▶ **Stated problem**
Provide nothing beyond the count of lines that include the string "shortcut".

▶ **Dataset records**
-=-=-=-=-
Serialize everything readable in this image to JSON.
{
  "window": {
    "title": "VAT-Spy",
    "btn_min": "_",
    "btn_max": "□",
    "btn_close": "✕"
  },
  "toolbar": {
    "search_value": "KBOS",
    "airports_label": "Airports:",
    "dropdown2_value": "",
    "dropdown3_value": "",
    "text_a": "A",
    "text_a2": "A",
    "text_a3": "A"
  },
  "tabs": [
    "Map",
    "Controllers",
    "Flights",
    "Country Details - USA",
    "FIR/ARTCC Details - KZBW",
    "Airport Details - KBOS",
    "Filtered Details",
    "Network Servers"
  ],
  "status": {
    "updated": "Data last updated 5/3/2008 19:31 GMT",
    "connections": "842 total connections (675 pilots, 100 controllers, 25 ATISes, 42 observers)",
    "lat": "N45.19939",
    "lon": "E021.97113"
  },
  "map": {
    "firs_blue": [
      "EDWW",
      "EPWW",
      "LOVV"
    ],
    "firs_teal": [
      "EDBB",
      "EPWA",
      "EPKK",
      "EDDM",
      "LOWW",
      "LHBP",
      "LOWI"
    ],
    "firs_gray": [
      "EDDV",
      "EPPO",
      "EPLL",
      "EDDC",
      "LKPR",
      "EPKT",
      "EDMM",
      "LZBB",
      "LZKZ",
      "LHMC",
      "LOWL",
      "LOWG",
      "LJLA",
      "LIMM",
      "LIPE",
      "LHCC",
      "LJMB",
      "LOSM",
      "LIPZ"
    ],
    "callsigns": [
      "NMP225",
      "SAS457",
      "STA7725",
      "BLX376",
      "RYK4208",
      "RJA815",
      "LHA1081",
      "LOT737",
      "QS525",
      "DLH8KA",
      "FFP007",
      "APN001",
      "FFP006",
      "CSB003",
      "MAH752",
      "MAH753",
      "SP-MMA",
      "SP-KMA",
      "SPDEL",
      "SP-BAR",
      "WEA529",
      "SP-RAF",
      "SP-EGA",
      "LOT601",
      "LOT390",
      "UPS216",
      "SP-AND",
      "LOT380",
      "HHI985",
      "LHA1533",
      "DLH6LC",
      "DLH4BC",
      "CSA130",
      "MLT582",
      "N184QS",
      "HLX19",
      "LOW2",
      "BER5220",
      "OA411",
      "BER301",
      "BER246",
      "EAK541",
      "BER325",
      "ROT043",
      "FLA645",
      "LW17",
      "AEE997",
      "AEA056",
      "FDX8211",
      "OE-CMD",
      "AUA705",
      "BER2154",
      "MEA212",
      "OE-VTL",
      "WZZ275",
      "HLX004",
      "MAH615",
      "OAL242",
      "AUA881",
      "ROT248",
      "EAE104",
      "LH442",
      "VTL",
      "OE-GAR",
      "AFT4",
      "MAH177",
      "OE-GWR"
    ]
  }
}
-=-=-=-=-
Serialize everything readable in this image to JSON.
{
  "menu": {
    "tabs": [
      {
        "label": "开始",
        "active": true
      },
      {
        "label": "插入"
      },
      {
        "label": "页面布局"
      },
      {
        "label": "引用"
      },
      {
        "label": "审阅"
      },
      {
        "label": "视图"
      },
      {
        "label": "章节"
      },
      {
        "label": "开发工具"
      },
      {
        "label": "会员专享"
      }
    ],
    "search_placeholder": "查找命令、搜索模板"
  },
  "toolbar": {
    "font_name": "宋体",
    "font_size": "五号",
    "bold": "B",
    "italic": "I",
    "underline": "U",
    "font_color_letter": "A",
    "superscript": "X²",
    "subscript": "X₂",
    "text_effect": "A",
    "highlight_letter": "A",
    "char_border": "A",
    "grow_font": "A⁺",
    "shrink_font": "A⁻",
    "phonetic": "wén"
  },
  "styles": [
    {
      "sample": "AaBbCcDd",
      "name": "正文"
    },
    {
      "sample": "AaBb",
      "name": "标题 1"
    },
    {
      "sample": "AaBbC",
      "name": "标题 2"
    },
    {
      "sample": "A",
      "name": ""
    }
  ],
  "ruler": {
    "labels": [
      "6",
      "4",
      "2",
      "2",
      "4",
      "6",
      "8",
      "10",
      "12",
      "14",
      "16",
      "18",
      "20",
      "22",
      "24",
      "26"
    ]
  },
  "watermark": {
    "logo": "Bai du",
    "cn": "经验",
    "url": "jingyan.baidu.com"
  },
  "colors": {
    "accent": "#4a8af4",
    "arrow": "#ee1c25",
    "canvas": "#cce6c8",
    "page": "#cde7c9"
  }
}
-=-=-=-=-
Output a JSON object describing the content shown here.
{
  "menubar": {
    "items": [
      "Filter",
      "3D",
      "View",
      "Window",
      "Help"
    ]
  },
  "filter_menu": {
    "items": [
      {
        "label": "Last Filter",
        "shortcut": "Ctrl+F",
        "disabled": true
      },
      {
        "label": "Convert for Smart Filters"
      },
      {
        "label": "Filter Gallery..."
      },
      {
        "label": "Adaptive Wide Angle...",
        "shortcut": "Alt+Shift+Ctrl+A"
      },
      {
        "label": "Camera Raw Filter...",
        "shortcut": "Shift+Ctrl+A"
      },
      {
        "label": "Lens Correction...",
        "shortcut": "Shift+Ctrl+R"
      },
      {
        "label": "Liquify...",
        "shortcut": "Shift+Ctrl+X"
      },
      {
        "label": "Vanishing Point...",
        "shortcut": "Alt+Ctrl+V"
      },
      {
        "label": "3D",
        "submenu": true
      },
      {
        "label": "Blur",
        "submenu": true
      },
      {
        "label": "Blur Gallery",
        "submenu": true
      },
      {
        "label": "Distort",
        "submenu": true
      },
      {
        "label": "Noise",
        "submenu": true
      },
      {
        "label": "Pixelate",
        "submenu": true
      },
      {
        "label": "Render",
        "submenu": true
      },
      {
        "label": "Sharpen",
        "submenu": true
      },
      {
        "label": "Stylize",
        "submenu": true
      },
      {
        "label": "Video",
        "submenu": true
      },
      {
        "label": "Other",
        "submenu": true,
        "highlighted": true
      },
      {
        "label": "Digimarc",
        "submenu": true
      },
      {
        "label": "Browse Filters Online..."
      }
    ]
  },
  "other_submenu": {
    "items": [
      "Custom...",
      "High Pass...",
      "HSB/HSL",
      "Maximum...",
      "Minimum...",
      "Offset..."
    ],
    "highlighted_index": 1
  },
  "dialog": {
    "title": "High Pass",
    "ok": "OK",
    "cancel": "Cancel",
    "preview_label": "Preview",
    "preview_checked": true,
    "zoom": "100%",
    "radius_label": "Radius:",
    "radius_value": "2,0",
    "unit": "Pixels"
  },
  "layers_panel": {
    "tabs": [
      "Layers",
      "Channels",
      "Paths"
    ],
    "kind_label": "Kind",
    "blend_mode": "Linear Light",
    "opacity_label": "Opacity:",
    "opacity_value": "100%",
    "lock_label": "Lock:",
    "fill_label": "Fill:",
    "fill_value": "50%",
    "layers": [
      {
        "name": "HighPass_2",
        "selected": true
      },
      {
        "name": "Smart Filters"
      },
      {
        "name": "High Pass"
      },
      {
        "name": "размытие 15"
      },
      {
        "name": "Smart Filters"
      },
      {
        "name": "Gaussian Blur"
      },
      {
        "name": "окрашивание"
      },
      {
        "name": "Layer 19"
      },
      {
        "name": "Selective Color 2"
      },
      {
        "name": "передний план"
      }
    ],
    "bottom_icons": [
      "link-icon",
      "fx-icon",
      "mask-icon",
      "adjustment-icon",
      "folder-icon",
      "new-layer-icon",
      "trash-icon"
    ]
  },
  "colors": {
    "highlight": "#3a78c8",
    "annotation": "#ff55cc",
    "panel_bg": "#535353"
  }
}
-=-=-=-=-
▶ **In response**
6